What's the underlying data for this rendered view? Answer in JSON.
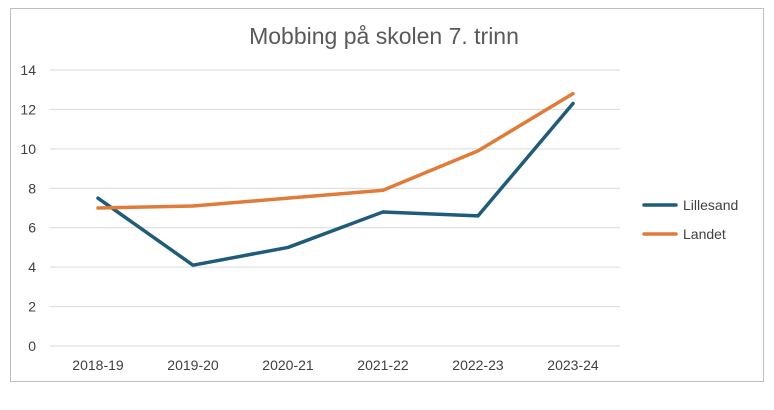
{
  "chart_data": {
    "type": "line",
    "title": "Mobbing på skolen 7. trinn",
    "categories": [
      "2018-19",
      "2019-20",
      "2020-21",
      "2021-22",
      "2022-23",
      "2023-24"
    ],
    "series": [
      {
        "name": "Lillesand",
        "color": "#1f5c7a",
        "values": [
          7.5,
          4.1,
          5.0,
          6.8,
          6.6,
          12.3
        ]
      },
      {
        "name": "Landet",
        "color": "#e07b39",
        "values": [
          7.0,
          7.1,
          7.5,
          7.9,
          9.9,
          12.8
        ]
      }
    ],
    "ylim": [
      0,
      14
    ],
    "yticks": [
      0,
      2,
      4,
      6,
      8,
      10,
      12,
      14
    ],
    "xlabel": "",
    "ylabel": "",
    "grid": true,
    "legend_position": "right"
  }
}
-=-=-=-=-
- Task details -
All the material shown above is to be copied exactly, with no pictures carried over.

- Answer to the exercise -
What's the underlying data for this rendered view? Answer in JSON.
{
  "chart_data": {
    "type": "line",
    "title": "Mobbing på skolen 7. trinn",
    "categories": [
      "2018-19",
      "2019-20",
      "2020-21",
      "2021-22",
      "2022-23",
      "2023-24"
    ],
    "series": [
      {
        "name": "Lillesand",
        "color": "#1f5c7a",
        "values": [
          7.5,
          4.1,
          5.0,
          6.8,
          6.6,
          12.3
        ]
      },
      {
        "name": "Landet",
        "color": "#e07b39",
        "values": [
          7.0,
          7.1,
          7.5,
          7.9,
          9.9,
          12.8
        ]
      }
    ],
    "ylim": [
      0,
      14
    ],
    "yticks": [
      0,
      2,
      4,
      6,
      8,
      10,
      12,
      14
    ],
    "xlabel": "",
    "ylabel": "",
    "grid": true,
    "legend_position": "right"
  }
}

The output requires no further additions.